- [Work to complete]: Can you render every line of the listing below as a JSON list of strings, one string per line, with blank lines and the pictures left out?

- [Source records]:
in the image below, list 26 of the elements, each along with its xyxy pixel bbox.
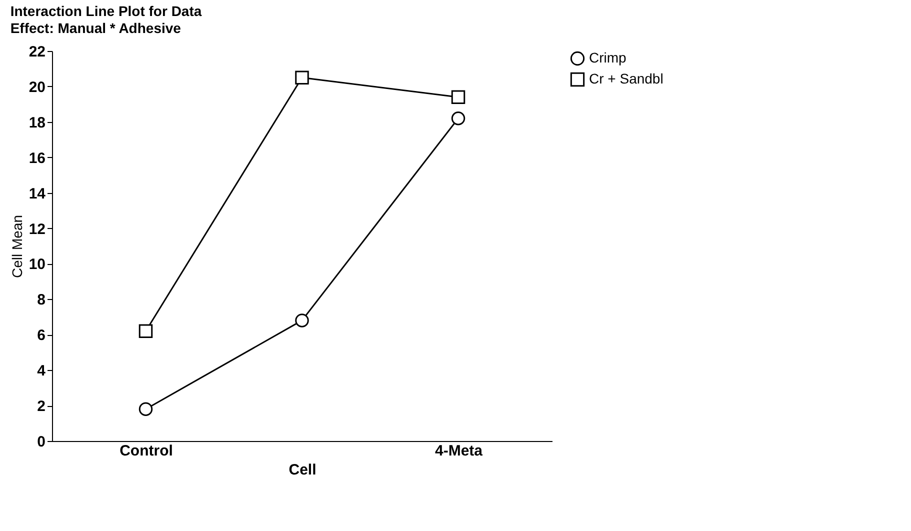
chart-subtitle: Effect: Manual * Adhesive (10, 20, 182, 36)
y-tick-label: 8 (37, 292, 46, 309)
y-tick-label: 6 (37, 327, 46, 344)
y-tick-label: 20 (28, 78, 46, 96)
point (295, 70, 309, 84)
y-tick-label: 0 (37, 434, 46, 450)
point (295, 314, 309, 328)
y-axis-title: Cell Mean (8, 214, 25, 278)
y-tick-label: 4 (37, 362, 46, 380)
y-tick-label: 16 (28, 150, 46, 167)
chart-title: Interaction Line Plot for Data (10, 3, 202, 19)
legend-label: Crimp (589, 50, 627, 66)
legend-label: Cr + Sandbl (589, 70, 664, 86)
y-tick-label: 14 (28, 185, 46, 202)
x-tick-label: 4-Meta (434, 442, 484, 460)
point (138, 324, 153, 338)
point (451, 90, 466, 104)
y-tick-label: 10 (28, 256, 46, 274)
y-tick-label: 18 (28, 114, 46, 132)
point (451, 112, 466, 126)
x-tick-label: Control (120, 442, 173, 460)
x-axis-title: Cell (288, 462, 316, 478)
y-tick-label: 22 (28, 44, 46, 60)
y-tick-label: 12 (28, 220, 46, 238)
y-tick-label: 2 (37, 398, 46, 416)
point (138, 402, 153, 416)
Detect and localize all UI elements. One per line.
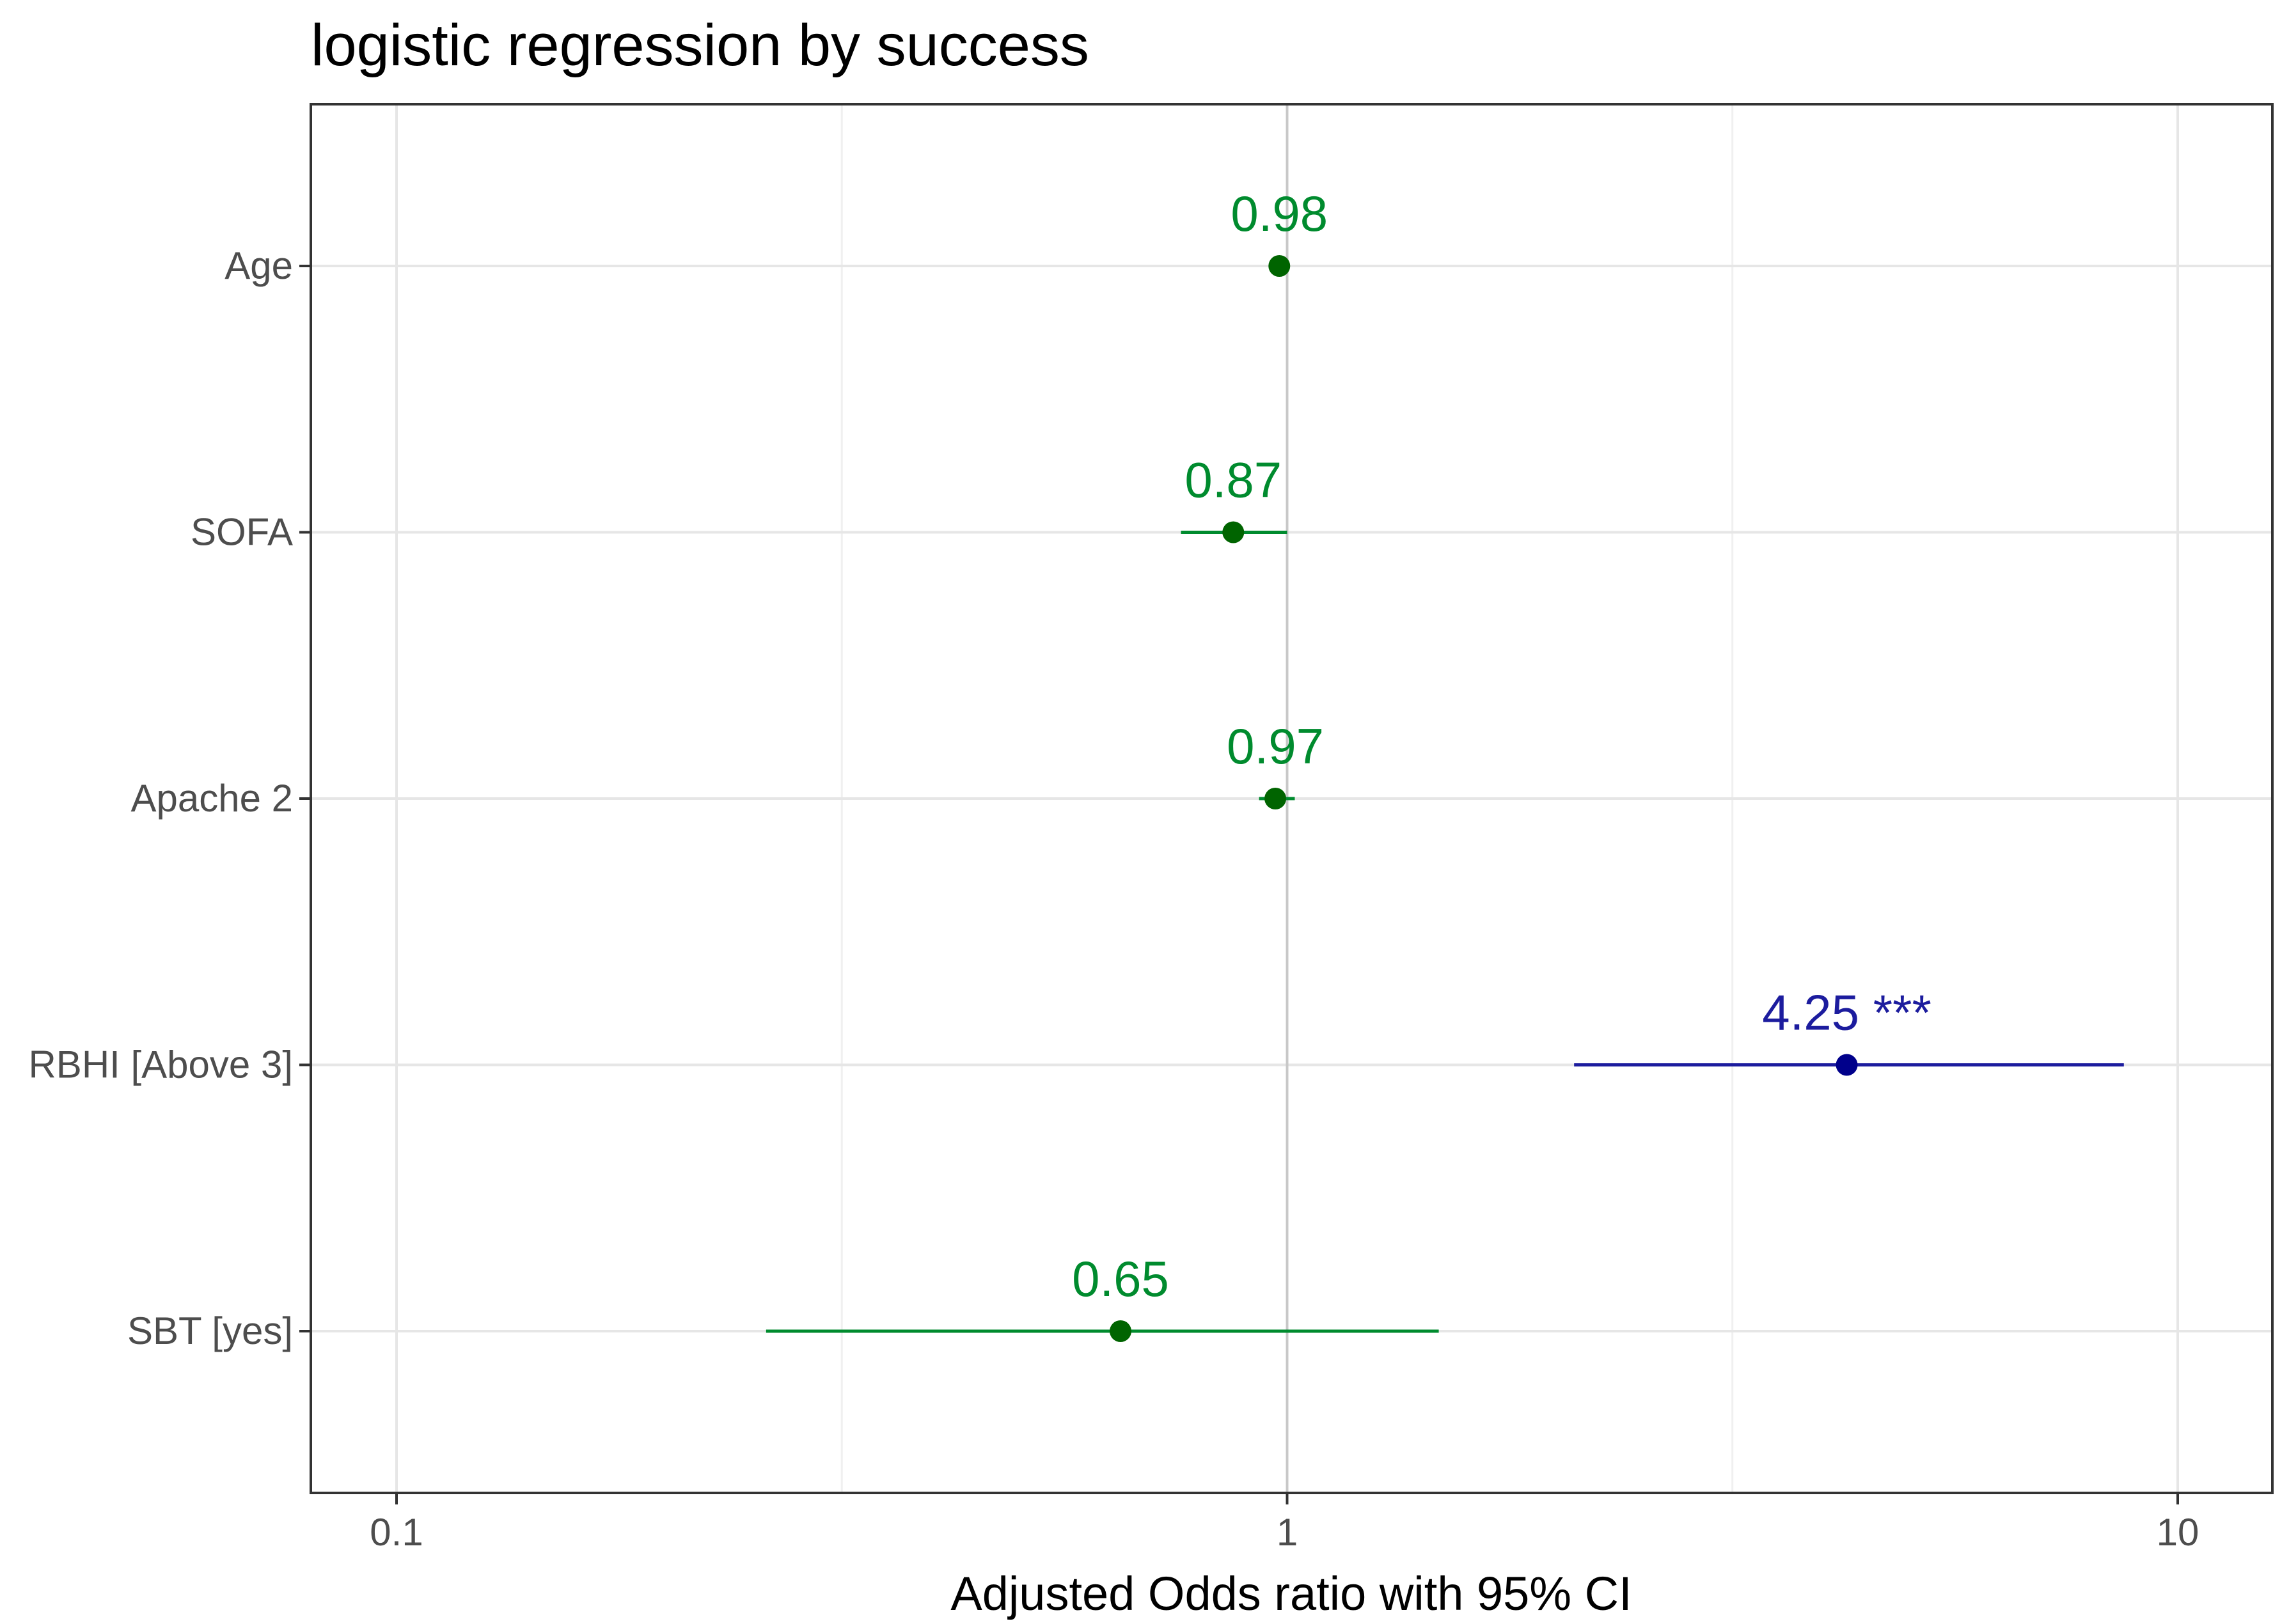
- x-tick-label: 0.1: [370, 1511, 423, 1554]
- y-tick-label: RBHI [Above 3]: [28, 1043, 293, 1086]
- estimate-point: [1264, 788, 1287, 809]
- value-label: 0.87: [1184, 452, 1282, 508]
- y-tick-label: SOFA: [191, 511, 293, 554]
- value-label: 0.97: [1227, 718, 1324, 774]
- x-axis-label: Adjusted Odds ratio with 95% CI: [950, 1567, 1632, 1620]
- chart-title: logistic regression by success: [311, 13, 1089, 78]
- value-label: 0.65: [1072, 1251, 1169, 1307]
- estimate-point: [1268, 255, 1291, 277]
- y-tick-label: Apache 2: [130, 777, 293, 820]
- estimate-point: [1109, 1320, 1131, 1342]
- estimate-point: [1836, 1054, 1858, 1076]
- value-label: 4.25 ***: [1762, 985, 1931, 1041]
- value-label: 0.98: [1231, 185, 1328, 242]
- x-tick-label: 10: [2157, 1511, 2199, 1554]
- y-tick-label: Age: [224, 244, 293, 287]
- x-tick-label: 1: [1277, 1511, 1298, 1554]
- y-tick-label: SBT [yes]: [127, 1309, 293, 1352]
- estimate-point: [1222, 521, 1245, 543]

- [Response for this exercise]:
[
  "in the image below, list 26 of the elements, each along with its xyxy pixel bbox.",
  "chart-subtitle: Effect: Manual * Adhesive (10, 20, 182, 36)",
  "y-tick-label: 8 (37, 292, 46, 309)",
  "y-tick-label: 6 (37, 327, 46, 344)",
  "y-tick-label: 20 (28, 78, 46, 96)",
  "point (295, 70, 309, 84)",
  "y-tick-label: 0 (37, 434, 46, 450)",
  "point (295, 314, 309, 328)",
  "y-axis-title: Cell Mean (8, 214, 25, 278)",
  "y-tick-label: 4 (37, 362, 46, 380)",
  "y-tick-label: 16 (28, 150, 46, 167)",
  "chart-title: Interaction Line Plot for Data (10, 3, 202, 19)",
  "legend-label: Crimp (589, 50, 627, 66)",
  "legend-label: Cr + Sandbl (589, 70, 664, 86)",
  "y-tick-label: 14 (28, 185, 46, 202)",
  "x-tick-label: 4-Meta (434, 442, 484, 460)",
  "point (138, 324, 153, 338)",
  "point (451, 90, 466, 104)",
  "y-tick-label: 10 (28, 256, 46, 274)",
  "y-tick-label: 18 (28, 114, 46, 132)",
  "point (451, 112, 466, 126)",
  "x-tick-label: Control (120, 442, 173, 460)",
  "x-axis-title: Cell (288, 462, 316, 478)",
  "y-tick-label: 22 (28, 44, 46, 60)",
  "y-tick-label: 12 (28, 220, 46, 238)",
  "y-tick-label: 2 (37, 398, 46, 416)",
  "point (138, 402, 153, 416)",
  "Detect and localize all UI elements. One per line.",
  "- x-tick-label: 0.1: [370, 1511, 423, 1554]",
  "- y-tick-label: RBHI [Above 3]: [28, 1043, 293, 1086]",
  "- estimate-point: [1264, 788, 1287, 809]",
  "- value-label: 0.87: [1184, 452, 1282, 508]",
  "- y-tick-label: SOFA: [191, 511, 293, 554]",
  "- value-label: 0.97: [1227, 718, 1324, 774]",
  "- x-axis-label: Adjusted Odds ratio with 95% CI: [950, 1567, 1632, 1620]",
  "- chart-title: logistic regression by success: [311, 13, 1089, 78]",
  "- value-label: 0.65: [1072, 1251, 1169, 1307]",
  "- estimate-point: [1268, 255, 1291, 277]",
  "- y-tick-label: Apache 2: [130, 777, 293, 820]",
  "- estimate-point: [1109, 1320, 1131, 1342]",
  "- estimate-point: [1836, 1054, 1858, 1076]",
  "- value-label: 4.25 ***: [1762, 985, 1931, 1041]",
  "- value-label: 0.98: [1231, 185, 1328, 242]",
  "- x-tick-label: 10: [2157, 1511, 2199, 1554]",
  "- y-tick-label: Age: [224, 244, 293, 287]",
  "- x-tick-label: 1: [1277, 1511, 1298, 1554]",
  "- y-tick-label: SBT [yes]: [127, 1309, 293, 1352]",
  "- estimate-point: [1222, 521, 1245, 543]"
]